[start of Listed records]

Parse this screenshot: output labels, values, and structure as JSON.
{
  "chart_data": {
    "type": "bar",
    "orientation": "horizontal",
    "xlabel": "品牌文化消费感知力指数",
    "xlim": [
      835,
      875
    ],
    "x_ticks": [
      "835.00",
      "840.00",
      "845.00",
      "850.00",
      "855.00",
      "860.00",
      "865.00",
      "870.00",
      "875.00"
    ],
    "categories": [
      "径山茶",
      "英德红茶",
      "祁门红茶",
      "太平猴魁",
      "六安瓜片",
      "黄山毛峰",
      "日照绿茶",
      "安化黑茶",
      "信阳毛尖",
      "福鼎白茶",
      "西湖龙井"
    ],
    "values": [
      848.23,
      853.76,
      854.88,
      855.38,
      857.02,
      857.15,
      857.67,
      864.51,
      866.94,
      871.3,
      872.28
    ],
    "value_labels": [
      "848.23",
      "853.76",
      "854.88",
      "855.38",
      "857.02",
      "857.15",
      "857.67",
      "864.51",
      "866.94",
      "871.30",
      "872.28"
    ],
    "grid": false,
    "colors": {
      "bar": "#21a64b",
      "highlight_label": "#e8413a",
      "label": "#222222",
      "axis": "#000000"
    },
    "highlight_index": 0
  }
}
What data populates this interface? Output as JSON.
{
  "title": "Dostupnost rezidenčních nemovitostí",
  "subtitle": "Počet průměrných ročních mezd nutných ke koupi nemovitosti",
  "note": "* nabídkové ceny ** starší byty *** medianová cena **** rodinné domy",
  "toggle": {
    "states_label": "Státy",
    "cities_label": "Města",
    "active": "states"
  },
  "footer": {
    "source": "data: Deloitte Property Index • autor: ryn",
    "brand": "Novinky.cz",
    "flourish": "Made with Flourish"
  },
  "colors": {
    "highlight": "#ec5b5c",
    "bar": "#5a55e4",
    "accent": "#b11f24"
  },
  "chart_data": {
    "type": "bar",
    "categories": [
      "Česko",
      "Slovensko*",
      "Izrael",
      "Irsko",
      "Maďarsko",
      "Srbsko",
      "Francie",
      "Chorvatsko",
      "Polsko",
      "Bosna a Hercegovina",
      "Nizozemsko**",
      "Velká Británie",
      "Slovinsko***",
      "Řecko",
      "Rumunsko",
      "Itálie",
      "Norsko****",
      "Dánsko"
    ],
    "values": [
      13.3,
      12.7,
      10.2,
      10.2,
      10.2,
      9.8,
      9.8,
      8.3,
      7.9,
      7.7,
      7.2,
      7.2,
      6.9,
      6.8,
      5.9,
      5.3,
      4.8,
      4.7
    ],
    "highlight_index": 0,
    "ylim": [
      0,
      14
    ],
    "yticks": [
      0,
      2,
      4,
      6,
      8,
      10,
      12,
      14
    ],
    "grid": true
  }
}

[end of Listed records]

_The problem_
Copy out every line of the data above, exactly as given.

_Full response_
Parse this screenshot: output labels, values, and structure as JSON.
{
  "chart_data": {
    "type": "bar",
    "orientation": "horizontal",
    "xlabel": "品牌文化消费感知力指数",
    "xlim": [
      835,
      875
    ],
    "x_ticks": [
      "835.00",
      "840.00",
      "845.00",
      "850.00",
      "855.00",
      "860.00",
      "865.00",
      "870.00",
      "875.00"
    ],
    "categories": [
      "径山茶",
      "英德红茶",
      "祁门红茶",
      "太平猴魁",
      "六安瓜片",
      "黄山毛峰",
      "日照绿茶",
      "安化黑茶",
      "信阳毛尖",
      "福鼎白茶",
      "西湖龙井"
    ],
    "values": [
      848.23,
      853.76,
      854.88,
      855.38,
      857.02,
      857.15,
      857.67,
      864.51,
      866.94,
      871.3,
      872.28
    ],
    "value_labels": [
      "848.23",
      "853.76",
      "854.88",
      "855.38",
      "857.02",
      "857.15",
      "857.67",
      "864.51",
      "866.94",
      "871.30",
      "872.28"
    ],
    "grid": false,
    "colors": {
      "bar": "#21a64b",
      "highlight_label": "#e8413a",
      "label": "#222222",
      "axis": "#000000"
    },
    "highlight_index": 0
  }
}
What data populates this interface? Output as JSON.
{
  "title": "Dostupnost rezidenčních nemovitostí",
  "subtitle": "Počet průměrných ročních mezd nutných ke koupi nemovitosti",
  "note": "* nabídkové ceny ** starší byty *** medianová cena **** rodinné domy",
  "toggle": {
    "states_label": "Státy",
    "cities_label": "Města",
    "active": "states"
  },
  "footer": {
    "source": "data: Deloitte Property Index • autor: ryn",
    "brand": "Novinky.cz",
    "flourish": "Made with Flourish"
  },
  "colors": {
    "highlight": "#ec5b5c",
    "bar": "#5a55e4",
    "accent": "#b11f24"
  },
  "chart_data": {
    "type": "bar",
    "categories": [
      "Česko",
      "Slovensko*",
      "Izrael",
      "Irsko",
      "Maďarsko",
      "Srbsko",
      "Francie",
      "Chorvatsko",
      "Polsko",
      "Bosna a Hercegovina",
      "Nizozemsko**",
      "Velká Británie",
      "Slovinsko***",
      "Řecko",
      "Rumunsko",
      "Itálie",
      "Norsko****",
      "Dánsko"
    ],
    "values": [
      13.3,
      12.7,
      10.2,
      10.2,
      10.2,
      9.8,
      9.8,
      8.3,
      7.9,
      7.7,
      7.2,
      7.2,
      6.9,
      6.8,
      5.9,
      5.3,
      4.8,
      4.7
    ],
    "highlight_index": 0,
    "ylim": [
      0,
      14
    ],
    "yticks": [
      0,
      2,
      4,
      6,
      8,
      10,
      12,
      14
    ],
    "grid": true
  }
}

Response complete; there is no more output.